--- Work to do ---
1) Reproduce the entire passage about volunteer visits in displacement camps word for word.
2) How many lines of the records contain the string "label", with case counting? Give only the number.

--- Source extract ---
Start

Visits have several aims. In a place where people’s lives have been split by violence, sharing stories builds understanding among people and groups, helping avoid future conflicts. People see the horrors they experienced are shared by others from similar and different backgrounds and have the opportunity to talk together about how they are facing the future.

Feryal and other volunteers, trained to help link the people they visit with services available to displaced families, target their visits to those who are struggling the most.

As these youth reach out to others, they are documenting the atrocities that happened during displacement, especially to religious and ethnic minority groups like Yazidis, Christians and others.

But they also are taking on leadership roles to help heal and reshape their communities – learning that takes root even though almost every other aspect of their lives remains disrupted.

Take Feryal. She had always wanted to go to college, but by the time she graduated from high school, extremist groups had enough power that it wasn’t considered safe to send girls to Mosul to study. Instead she remained at home, and her schedule was soon dominated by the routine of work. “I didn’t have enough time to support anyone in need,” she remembered.

Now, even as she and her family remain in tents, unable to return home, she is exploring how she can make a difference in the broader community and make the stories of displacement known. “We will listen to all the voices of the families in the camps, and all the world will listen to our voices,” she said.

End

--- Task inputs ---
Start

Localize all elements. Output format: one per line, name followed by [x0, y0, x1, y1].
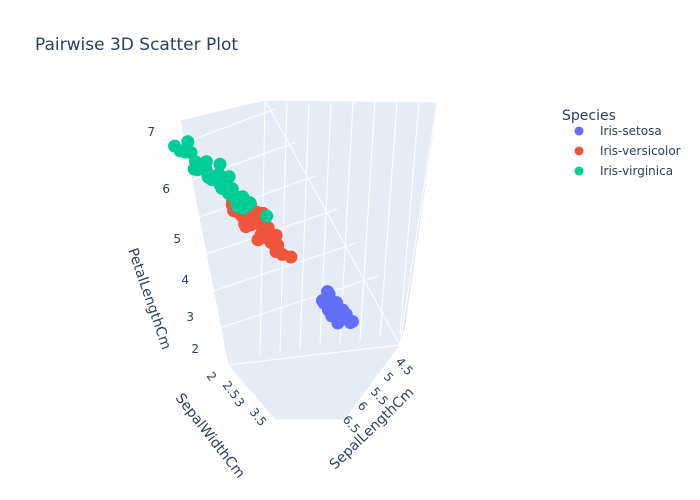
data-point-iris-versicolor[interactable] — [239, 220, 253, 234]
data-point-iris-setosa[interactable] — [325, 300, 339, 314]
data-point-iris-virginica[interactable] — [184, 146, 198, 159]
legend-title: Species — [562, 108, 616, 124]
data-point-iris-virginica[interactable] — [260, 209, 274, 223]
grid-line — [379, 101, 398, 338]
legend-item-iris-setosa[interactable]: Iris-setosa — [574, 124, 662, 138]
legend-label: Iris-virginica — [600, 164, 673, 178]
floor-pane — [227, 344, 402, 421]
z-tick-label: 5 — [173, 232, 181, 246]
data-point-iris-setosa[interactable] — [321, 285, 334, 299]
scene-panes — [179, 99, 438, 421]
data-points — [168, 135, 359, 330]
grid-line — [299, 101, 310, 350]
grid-line — [279, 101, 288, 353]
z-tick-label: 2 — [191, 342, 199, 356]
z-tick-label: 3 — [186, 310, 194, 324]
data-point-iris-virginica[interactable] — [187, 162, 201, 176]
data-point-iris-virginica[interactable] — [214, 174, 228, 188]
side-pane — [399, 101, 438, 346]
legend-marker — [574, 146, 584, 156]
grid-line — [123, 108, 276, 166]
grid-line — [191, 241, 359, 299]
data-point-iris-versicolor[interactable] — [257, 228, 271, 242]
z-tick-label: 7 — [147, 125, 155, 139]
data-point-iris-virginica[interactable] — [201, 170, 215, 184]
grid-line — [399, 101, 420, 335]
data-point-iris-setosa[interactable] — [339, 307, 353, 321]
legend-marker — [574, 126, 584, 136]
legend-item-iris-versicolor[interactable]: Iris-versicolor — [574, 144, 681, 158]
x-tick-label: 5 — [381, 370, 397, 385]
data-point-iris-virginica[interactable] — [213, 157, 227, 171]
z-tick-label: 4 — [181, 273, 189, 287]
legend-label: Iris-setosa — [600, 124, 662, 138]
legend: Species Iris-setosa Iris-versicolor Iris… — [562, 108, 681, 178]
chart-title: Pairwise 3D Scatter Plot — [35, 35, 238, 55]
legend-label: Iris-versicolor — [600, 144, 681, 158]
y-tick-label: 2 — [204, 369, 220, 384]
data-point-iris-virginica[interactable] — [173, 144, 187, 158]
grid-line — [359, 101, 376, 341]
data-point-iris-virginica[interactable] — [235, 191, 249, 205]
z-tick-label: 6 — [162, 182, 170, 196]
data-point-iris-virginica[interactable] — [181, 135, 195, 149]
grid-line — [208, 275, 380, 333]
legend-item-iris-virginica[interactable]: Iris-virginica — [574, 164, 674, 178]
z-axis-title: PetalLengthCm — [124, 246, 174, 352]
legend-marker — [574, 166, 584, 176]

End

--- The replies ---
1)
Visits have several aims. In a place where people’s lives have been split by violence, sharing stories builds understanding among people and groups, helping avoid future conflicts. People see the horrors they experienced are shared by others from similar and different backgrounds and have the opportunity to talk together about how they are facing the future.

Feryal and other volunteers, trained to help link the people they visit with services available to displaced families, target their visits to those who are struggling the most.

As these youth reach out to others, they are documenting the atrocities that happened during displacement, especially to religious and ethnic minority groups like Yazidis, Christians and others.

But they also are taking on leadership roles to help heal and reshape their communities – learning that takes root even though almost every other aspect of their lives remains disrupted.

Take Feryal. She had always wanted to go to college, but by the time she graduated from high school, extremist groups had enough power that it wasn’t considered safe to send girls to Mosul to study. Instead she remained at home, and her schedule was soon dominated by the routine of work. “I didn’t have enough time to support anyone in need,” she remembered.

Now, even as she and her family remain in tents, unable to return home, she is exploring how she can make a difference in the broader community and make the stories of displacement known. “We will listen to all the voices of the families in the camps, and all the world will listen to our voices,” she said.

2) 11